> [Record extracts]
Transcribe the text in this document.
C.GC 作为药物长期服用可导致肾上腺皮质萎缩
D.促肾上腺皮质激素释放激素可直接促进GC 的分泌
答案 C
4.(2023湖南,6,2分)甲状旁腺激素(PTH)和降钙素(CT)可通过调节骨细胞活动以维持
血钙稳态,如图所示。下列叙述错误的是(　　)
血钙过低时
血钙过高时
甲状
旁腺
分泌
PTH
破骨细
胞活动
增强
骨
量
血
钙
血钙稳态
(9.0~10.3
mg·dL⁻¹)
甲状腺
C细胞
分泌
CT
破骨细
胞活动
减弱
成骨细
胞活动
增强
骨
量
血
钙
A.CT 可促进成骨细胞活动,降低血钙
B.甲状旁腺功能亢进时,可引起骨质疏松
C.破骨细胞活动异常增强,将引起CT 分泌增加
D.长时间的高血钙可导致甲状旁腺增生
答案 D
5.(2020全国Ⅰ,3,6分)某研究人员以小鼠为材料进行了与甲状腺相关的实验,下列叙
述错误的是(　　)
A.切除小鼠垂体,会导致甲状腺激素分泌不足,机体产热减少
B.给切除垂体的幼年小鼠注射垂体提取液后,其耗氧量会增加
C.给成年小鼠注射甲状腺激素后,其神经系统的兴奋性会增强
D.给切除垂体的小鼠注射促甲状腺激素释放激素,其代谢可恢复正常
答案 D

> [Your goal]
From the records above, extract every entry exactly as given.

> [Response below]
Transcribe the text in this document.
C.GC 作为药物长期服用可导致肾上腺皮质萎缩
D.促肾上腺皮质激素释放激素可直接促进GC 的分泌
答案 C
4.(2023湖南,6,2分)甲状旁腺激素(PTH)和降钙素(CT)可通过调节骨细胞活动以维持
血钙稳态,如图所示。下列叙述错误的是(　　)
血钙过低时
血钙过高时
甲状
旁腺
分泌
PTH
破骨细
胞活动
增强
骨
量
血
钙
血钙稳态
(9.0~10.3
mg·dL⁻¹)
甲状腺
C细胞
分泌
CT
破骨细
胞活动
减弱
成骨细
胞活动
增强
骨
量
血
钙
A.CT 可促进成骨细胞活动,降低血钙
B.甲状旁腺功能亢进时,可引起骨质疏松
C.破骨细胞活动异常增强,将引起CT 分泌增加
D.长时间的高血钙可导致甲状旁腺增生
答案 D
5.(2020全国Ⅰ,3,6分)某研究人员以小鼠为材料进行了与甲状腺相关的实验,下列叙
述错误的是(　　)
A.切除小鼠垂体,会导致甲状腺激素分泌不足,机体产热减少
B.给切除垂体的幼年小鼠注射垂体提取液后,其耗氧量会增加
C.给成年小鼠注射甲状腺激素后,其神经系统的兴奋性会增强
D.给切除垂体的小鼠注射促甲状腺激素释放激素,其代谢可恢复正常
答案 D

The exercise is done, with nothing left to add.